## REQUIRED WORK
Copy the data exactly as it appears, and do not include any pictures.

[Records that describe figures]

======

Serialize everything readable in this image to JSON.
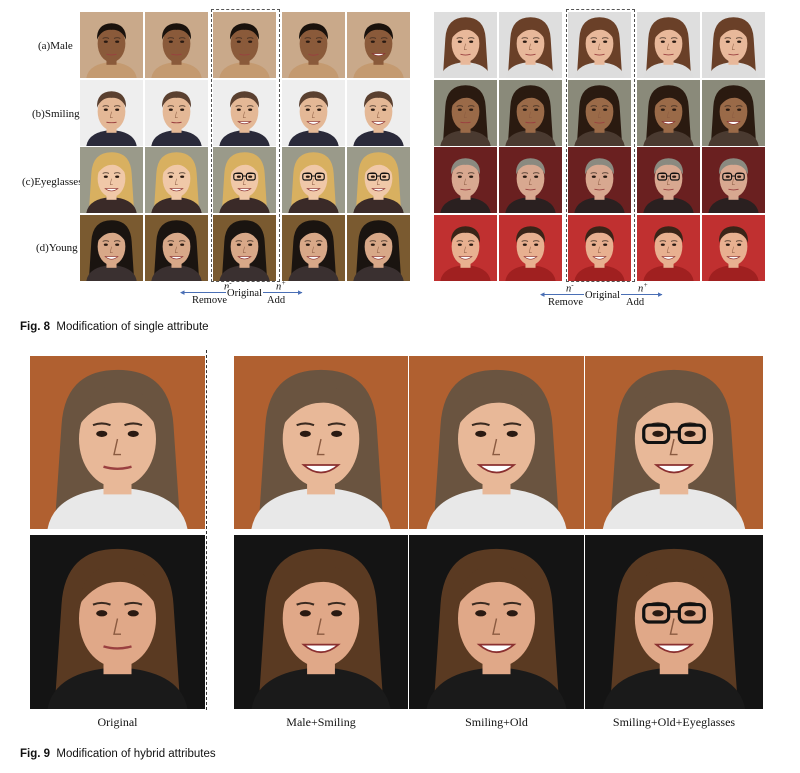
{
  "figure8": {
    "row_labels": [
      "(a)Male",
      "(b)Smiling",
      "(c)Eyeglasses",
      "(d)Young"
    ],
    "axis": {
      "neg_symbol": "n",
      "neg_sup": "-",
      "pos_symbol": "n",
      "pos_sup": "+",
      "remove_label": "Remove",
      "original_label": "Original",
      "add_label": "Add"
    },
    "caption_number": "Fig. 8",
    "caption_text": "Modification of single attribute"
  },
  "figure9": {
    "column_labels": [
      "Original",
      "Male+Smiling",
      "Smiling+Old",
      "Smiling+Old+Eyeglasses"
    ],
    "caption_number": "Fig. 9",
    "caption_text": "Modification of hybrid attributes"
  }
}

======

## EXERCISE ANSWER
Serialize everything readable in this image to JSON.
{
  "figure8": {
    "row_labels": [
      "(a)Male",
      "(b)Smiling",
      "(c)Eyeglasses",
      "(d)Young"
    ],
    "axis": {
      "neg_symbol": "n",
      "neg_sup": "-",
      "pos_symbol": "n",
      "pos_sup": "+",
      "remove_label": "Remove",
      "original_label": "Original",
      "add_label": "Add"
    },
    "caption_number": "Fig. 8",
    "caption_text": "Modification of single attribute"
  },
  "figure9": {
    "column_labels": [
      "Original",
      "Male+Smiling",
      "Smiling+Old",
      "Smiling+Old+Eyeglasses"
    ],
    "caption_number": "Fig. 9",
    "caption_text": "Modification of hybrid attributes"
  }
}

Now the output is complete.